* _Data provided_
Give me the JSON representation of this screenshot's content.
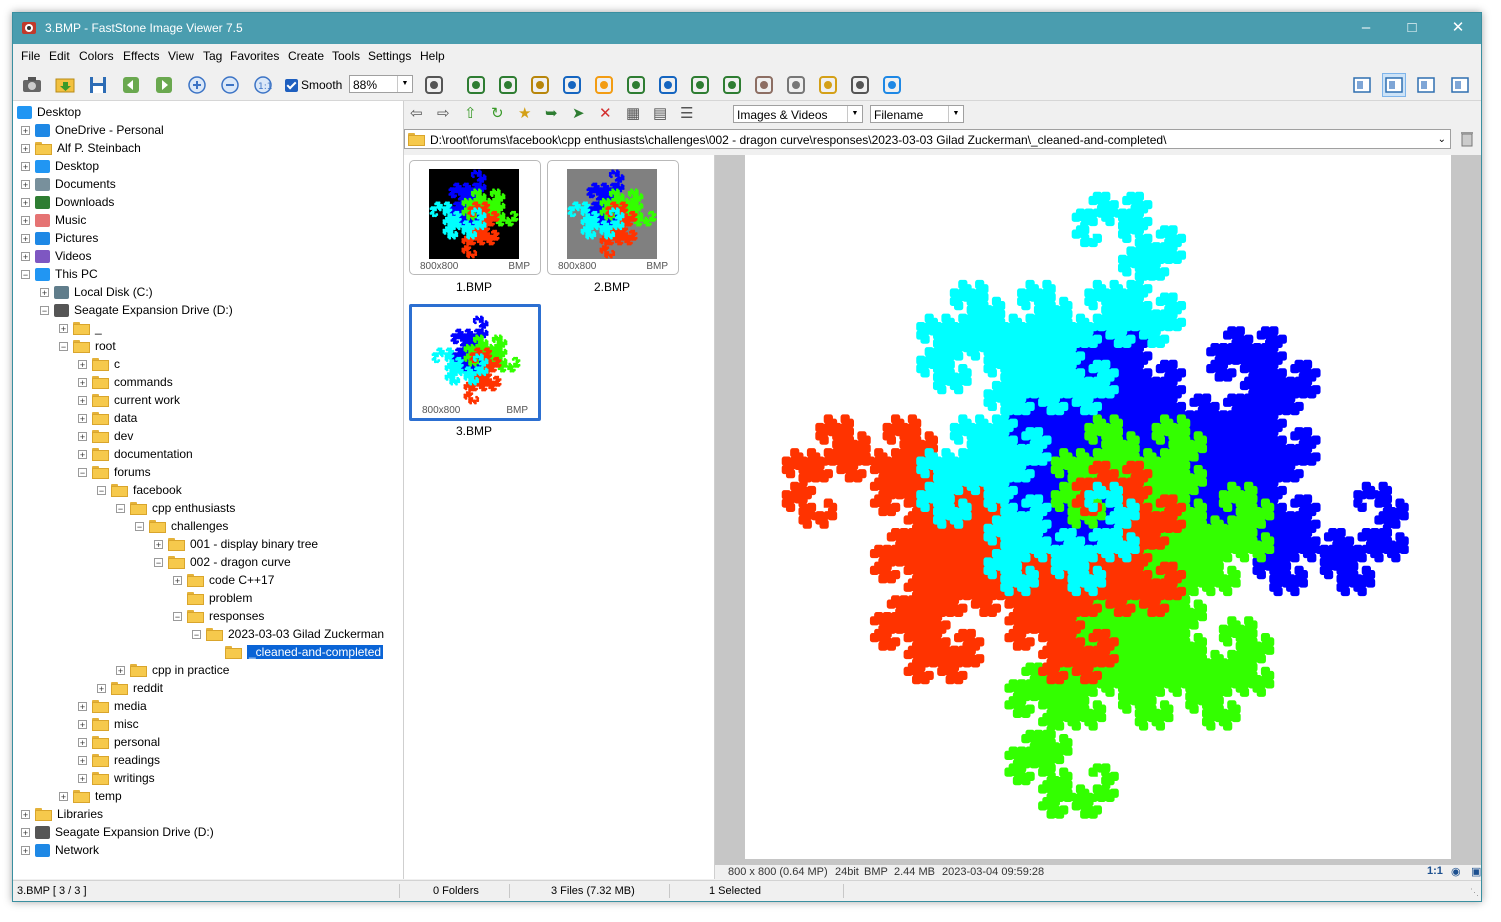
{
  "window": {
    "title": "3.BMP  -  FastStone Image Viewer 7.5"
  },
  "menu": [
    "File",
    "Edit",
    "Colors",
    "Effects",
    "View",
    "Tag",
    "Favorites",
    "Create",
    "Tools",
    "Settings",
    "Help"
  ],
  "toolbar": {
    "smooth_label": "Smooth",
    "zoom_value": "88%",
    "left_icons": [
      "camera-icon",
      "open-folder-icon",
      "save-icon",
      "back-icon",
      "forward-icon",
      "zoom-in-icon",
      "zoom-out-icon",
      "actual-size-icon"
    ],
    "right_icons": [
      "selection-icon",
      "compare-icon",
      "image-upload-icon",
      "crop-icon",
      "resize-icon",
      "color-adjust-icon",
      "face-icon",
      "rotate-left-icon",
      "rotate-right-icon",
      "sharpen-icon",
      "frame-icon",
      "draw-icon",
      "email-icon",
      "print-icon",
      "wallpaper-icon"
    ],
    "layout_icons": [
      "layout-grid-icon",
      "layout-split-icon",
      "layout-full-icon",
      "fullscreen-icon"
    ]
  },
  "nav": {
    "filter_value": "Images & Videos",
    "sort_value": "Filename",
    "path": "D:\\root\\forums\\facebook\\cpp enthusiasts\\challenges\\002 - dragon curve\\responses\\2023-03-03 Gilad Zuckerman\\_cleaned-and-completed\\"
  },
  "tree": [
    {
      "label": "Desktop",
      "level": 0,
      "icon": "desktop-icon",
      "exp": ""
    },
    {
      "label": "OneDrive - Personal",
      "level": 1,
      "icon": "cloud-icon",
      "exp": "+"
    },
    {
      "label": "Alf P. Steinbach",
      "level": 1,
      "icon": "folder-icon",
      "exp": "+"
    },
    {
      "label": "Desktop",
      "level": 1,
      "icon": "desktop-icon",
      "exp": "+"
    },
    {
      "label": "Documents",
      "level": 1,
      "icon": "documents-icon",
      "exp": "+"
    },
    {
      "label": "Downloads",
      "level": 1,
      "icon": "download-icon",
      "exp": "+"
    },
    {
      "label": "Music",
      "level": 1,
      "icon": "music-icon",
      "exp": "+"
    },
    {
      "label": "Pictures",
      "level": 1,
      "icon": "pictures-icon",
      "exp": "+"
    },
    {
      "label": "Videos",
      "level": 1,
      "icon": "videos-icon",
      "exp": "+"
    },
    {
      "label": "This PC",
      "level": 1,
      "icon": "pc-icon",
      "exp": "-"
    },
    {
      "label": "Local Disk (C:)",
      "level": 2,
      "icon": "disk-icon",
      "exp": "+"
    },
    {
      "label": "Seagate Expansion Drive (D:)",
      "level": 2,
      "icon": "drive-icon",
      "exp": "-"
    },
    {
      "label": "_",
      "level": 3,
      "icon": "folder-icon",
      "exp": "+"
    },
    {
      "label": "root",
      "level": 3,
      "icon": "folder-icon",
      "exp": "-"
    },
    {
      "label": "c",
      "level": 4,
      "icon": "folder-icon",
      "exp": "+"
    },
    {
      "label": "commands",
      "level": 4,
      "icon": "folder-icon",
      "exp": "+"
    },
    {
      "label": "current work",
      "level": 4,
      "icon": "folder-icon",
      "exp": "+"
    },
    {
      "label": "data",
      "level": 4,
      "icon": "folder-icon",
      "exp": "+"
    },
    {
      "label": "dev",
      "level": 4,
      "icon": "folder-icon",
      "exp": "+"
    },
    {
      "label": "documentation",
      "level": 4,
      "icon": "folder-icon",
      "exp": "+"
    },
    {
      "label": "forums",
      "level": 4,
      "icon": "folder-icon",
      "exp": "-"
    },
    {
      "label": "facebook",
      "level": 5,
      "icon": "folder-icon",
      "exp": "-"
    },
    {
      "label": "cpp enthusiasts",
      "level": 6,
      "icon": "folder-icon",
      "exp": "-"
    },
    {
      "label": "challenges",
      "level": 7,
      "icon": "folder-icon",
      "exp": "-"
    },
    {
      "label": "001 - display binary tree",
      "level": 8,
      "icon": "folder-icon",
      "exp": "+"
    },
    {
      "label": "002 - dragon curve",
      "level": 8,
      "icon": "folder-icon",
      "exp": "-"
    },
    {
      "label": "code C++17",
      "level": 9,
      "icon": "folder-icon",
      "exp": "+"
    },
    {
      "label": "problem",
      "level": 9,
      "icon": "folder-icon",
      "exp": ""
    },
    {
      "label": "responses",
      "level": 9,
      "icon": "folder-icon",
      "exp": "-"
    },
    {
      "label": "2023-03-03 Gilad Zuckerman",
      "level": 10,
      "icon": "folder-icon",
      "exp": "-"
    },
    {
      "label": "_cleaned-and-completed",
      "level": 11,
      "icon": "folder-icon",
      "exp": "",
      "selected": true
    },
    {
      "label": "cpp in practice",
      "level": 6,
      "icon": "folder-icon",
      "exp": "+"
    },
    {
      "label": "reddit",
      "level": 5,
      "icon": "folder-icon",
      "exp": "+"
    },
    {
      "label": "media",
      "level": 4,
      "icon": "folder-icon",
      "exp": "+"
    },
    {
      "label": "misc",
      "level": 4,
      "icon": "folder-icon",
      "exp": "+"
    },
    {
      "label": "personal",
      "level": 4,
      "icon": "folder-icon",
      "exp": "+"
    },
    {
      "label": "readings",
      "level": 4,
      "icon": "folder-icon",
      "exp": "+"
    },
    {
      "label": "writings",
      "level": 4,
      "icon": "folder-icon",
      "exp": "+"
    },
    {
      "label": "temp",
      "level": 3,
      "icon": "folder-icon",
      "exp": "+"
    },
    {
      "label": "Libraries",
      "level": 1,
      "icon": "folder-icon",
      "exp": "+"
    },
    {
      "label": "Seagate Expansion Drive (D:)",
      "level": 1,
      "icon": "drive-icon",
      "exp": "+"
    },
    {
      "label": "Network",
      "level": 1,
      "icon": "network-icon",
      "exp": "+"
    }
  ],
  "thumbnails": [
    {
      "name": "1.BMP",
      "dims": "800x800",
      "ext": "BMP",
      "bg": "#000000",
      "selected": false
    },
    {
      "name": "2.BMP",
      "dims": "800x800",
      "ext": "BMP",
      "bg": "#808080",
      "selected": false
    },
    {
      "name": "3.BMP",
      "dims": "800x800",
      "ext": "BMP",
      "bg": "#ffffff",
      "selected": true
    }
  ],
  "image_info": {
    "dimensions": "800 x 800 (0.64 MP)",
    "depth": "24bit",
    "format": "BMP",
    "size": "2.44 MB",
    "date": "2023-03-04 09:59:28",
    "zoom_label": "1:1"
  },
  "status": {
    "file": "3.BMP [ 3 / 3 ]",
    "folders": "0 Folders",
    "files": "3 Files (7.32 MB)",
    "selected": "1 Selected"
  },
  "colors": {
    "titlebar": "#4a9daf",
    "selection": "#0a64d6",
    "dragon_blue": "#0000ff",
    "dragon_green": "#33ff00",
    "dragon_red": "#ff3300",
    "dragon_cyan": "#00ffff"
  }
}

* _What is required_
Keep the pictures out of the copy and return the rest of the data above exactly.

* _Full response_
Give me the JSON representation of this screenshot's content.
{
  "window": {
    "title": "3.BMP  -  FastStone Image Viewer 7.5"
  },
  "menu": [
    "File",
    "Edit",
    "Colors",
    "Effects",
    "View",
    "Tag",
    "Favorites",
    "Create",
    "Tools",
    "Settings",
    "Help"
  ],
  "toolbar": {
    "smooth_label": "Smooth",
    "zoom_value": "88%",
    "left_icons": [
      "camera-icon",
      "open-folder-icon",
      "save-icon",
      "back-icon",
      "forward-icon",
      "zoom-in-icon",
      "zoom-out-icon",
      "actual-size-icon"
    ],
    "right_icons": [
      "selection-icon",
      "compare-icon",
      "image-upload-icon",
      "crop-icon",
      "resize-icon",
      "color-adjust-icon",
      "face-icon",
      "rotate-left-icon",
      "rotate-right-icon",
      "sharpen-icon",
      "frame-icon",
      "draw-icon",
      "email-icon",
      "print-icon",
      "wallpaper-icon"
    ],
    "layout_icons": [
      "layout-grid-icon",
      "layout-split-icon",
      "layout-full-icon",
      "fullscreen-icon"
    ]
  },
  "nav": {
    "filter_value": "Images & Videos",
    "sort_value": "Filename",
    "path": "D:\\root\\forums\\facebook\\cpp enthusiasts\\challenges\\002 - dragon curve\\responses\\2023-03-03 Gilad Zuckerman\\_cleaned-and-completed\\"
  },
  "tree": [
    {
      "label": "Desktop",
      "level": 0,
      "icon": "desktop-icon",
      "exp": ""
    },
    {
      "label": "OneDrive - Personal",
      "level": 1,
      "icon": "cloud-icon",
      "exp": "+"
    },
    {
      "label": "Alf P. Steinbach",
      "level": 1,
      "icon": "folder-icon",
      "exp": "+"
    },
    {
      "label": "Desktop",
      "level": 1,
      "icon": "desktop-icon",
      "exp": "+"
    },
    {
      "label": "Documents",
      "level": 1,
      "icon": "documents-icon",
      "exp": "+"
    },
    {
      "label": "Downloads",
      "level": 1,
      "icon": "download-icon",
      "exp": "+"
    },
    {
      "label": "Music",
      "level": 1,
      "icon": "music-icon",
      "exp": "+"
    },
    {
      "label": "Pictures",
      "level": 1,
      "icon": "pictures-icon",
      "exp": "+"
    },
    {
      "label": "Videos",
      "level": 1,
      "icon": "videos-icon",
      "exp": "+"
    },
    {
      "label": "This PC",
      "level": 1,
      "icon": "pc-icon",
      "exp": "-"
    },
    {
      "label": "Local Disk (C:)",
      "level": 2,
      "icon": "disk-icon",
      "exp": "+"
    },
    {
      "label": "Seagate Expansion Drive (D:)",
      "level": 2,
      "icon": "drive-icon",
      "exp": "-"
    },
    {
      "label": "_",
      "level": 3,
      "icon": "folder-icon",
      "exp": "+"
    },
    {
      "label": "root",
      "level": 3,
      "icon": "folder-icon",
      "exp": "-"
    },
    {
      "label": "c",
      "level": 4,
      "icon": "folder-icon",
      "exp": "+"
    },
    {
      "label": "commands",
      "level": 4,
      "icon": "folder-icon",
      "exp": "+"
    },
    {
      "label": "current work",
      "level": 4,
      "icon": "folder-icon",
      "exp": "+"
    },
    {
      "label": "data",
      "level": 4,
      "icon": "folder-icon",
      "exp": "+"
    },
    {
      "label": "dev",
      "level": 4,
      "icon": "folder-icon",
      "exp": "+"
    },
    {
      "label": "documentation",
      "level": 4,
      "icon": "folder-icon",
      "exp": "+"
    },
    {
      "label": "forums",
      "level": 4,
      "icon": "folder-icon",
      "exp": "-"
    },
    {
      "label": "facebook",
      "level": 5,
      "icon": "folder-icon",
      "exp": "-"
    },
    {
      "label": "cpp enthusiasts",
      "level": 6,
      "icon": "folder-icon",
      "exp": "-"
    },
    {
      "label": "challenges",
      "level": 7,
      "icon": "folder-icon",
      "exp": "-"
    },
    {
      "label": "001 - display binary tree",
      "level": 8,
      "icon": "folder-icon",
      "exp": "+"
    },
    {
      "label": "002 - dragon curve",
      "level": 8,
      "icon": "folder-icon",
      "exp": "-"
    },
    {
      "label": "code C++17",
      "level": 9,
      "icon": "folder-icon",
      "exp": "+"
    },
    {
      "label": "problem",
      "level": 9,
      "icon": "folder-icon",
      "exp": ""
    },
    {
      "label": "responses",
      "level": 9,
      "icon": "folder-icon",
      "exp": "-"
    },
    {
      "label": "2023-03-03 Gilad Zuckerman",
      "level": 10,
      "icon": "folder-icon",
      "exp": "-"
    },
    {
      "label": "_cleaned-and-completed",
      "level": 11,
      "icon": "folder-icon",
      "exp": "",
      "selected": true
    },
    {
      "label": "cpp in practice",
      "level": 6,
      "icon": "folder-icon",
      "exp": "+"
    },
    {
      "label": "reddit",
      "level": 5,
      "icon": "folder-icon",
      "exp": "+"
    },
    {
      "label": "media",
      "level": 4,
      "icon": "folder-icon",
      "exp": "+"
    },
    {
      "label": "misc",
      "level": 4,
      "icon": "folder-icon",
      "exp": "+"
    },
    {
      "label": "personal",
      "level": 4,
      "icon": "folder-icon",
      "exp": "+"
    },
    {
      "label": "readings",
      "level": 4,
      "icon": "folder-icon",
      "exp": "+"
    },
    {
      "label": "writings",
      "level": 4,
      "icon": "folder-icon",
      "exp": "+"
    },
    {
      "label": "temp",
      "level": 3,
      "icon": "folder-icon",
      "exp": "+"
    },
    {
      "label": "Libraries",
      "level": 1,
      "icon": "folder-icon",
      "exp": "+"
    },
    {
      "label": "Seagate Expansion Drive (D:)",
      "level": 1,
      "icon": "drive-icon",
      "exp": "+"
    },
    {
      "label": "Network",
      "level": 1,
      "icon": "network-icon",
      "exp": "+"
    }
  ],
  "thumbnails": [
    {
      "name": "1.BMP",
      "dims": "800x800",
      "ext": "BMP",
      "bg": "#000000",
      "selected": false
    },
    {
      "name": "2.BMP",
      "dims": "800x800",
      "ext": "BMP",
      "bg": "#808080",
      "selected": false
    },
    {
      "name": "3.BMP",
      "dims": "800x800",
      "ext": "BMP",
      "bg": "#ffffff",
      "selected": true
    }
  ],
  "image_info": {
    "dimensions": "800 x 800 (0.64 MP)",
    "depth": "24bit",
    "format": "BMP",
    "size": "2.44 MB",
    "date": "2023-03-04 09:59:28",
    "zoom_label": "1:1"
  },
  "status": {
    "file": "3.BMP [ 3 / 3 ]",
    "folders": "0 Folders",
    "files": "3 Files (7.32 MB)",
    "selected": "1 Selected"
  },
  "colors": {
    "titlebar": "#4a9daf",
    "selection": "#0a64d6",
    "dragon_blue": "#0000ff",
    "dragon_green": "#33ff00",
    "dragon_red": "#ff3300",
    "dragon_cyan": "#00ffff"
  }
}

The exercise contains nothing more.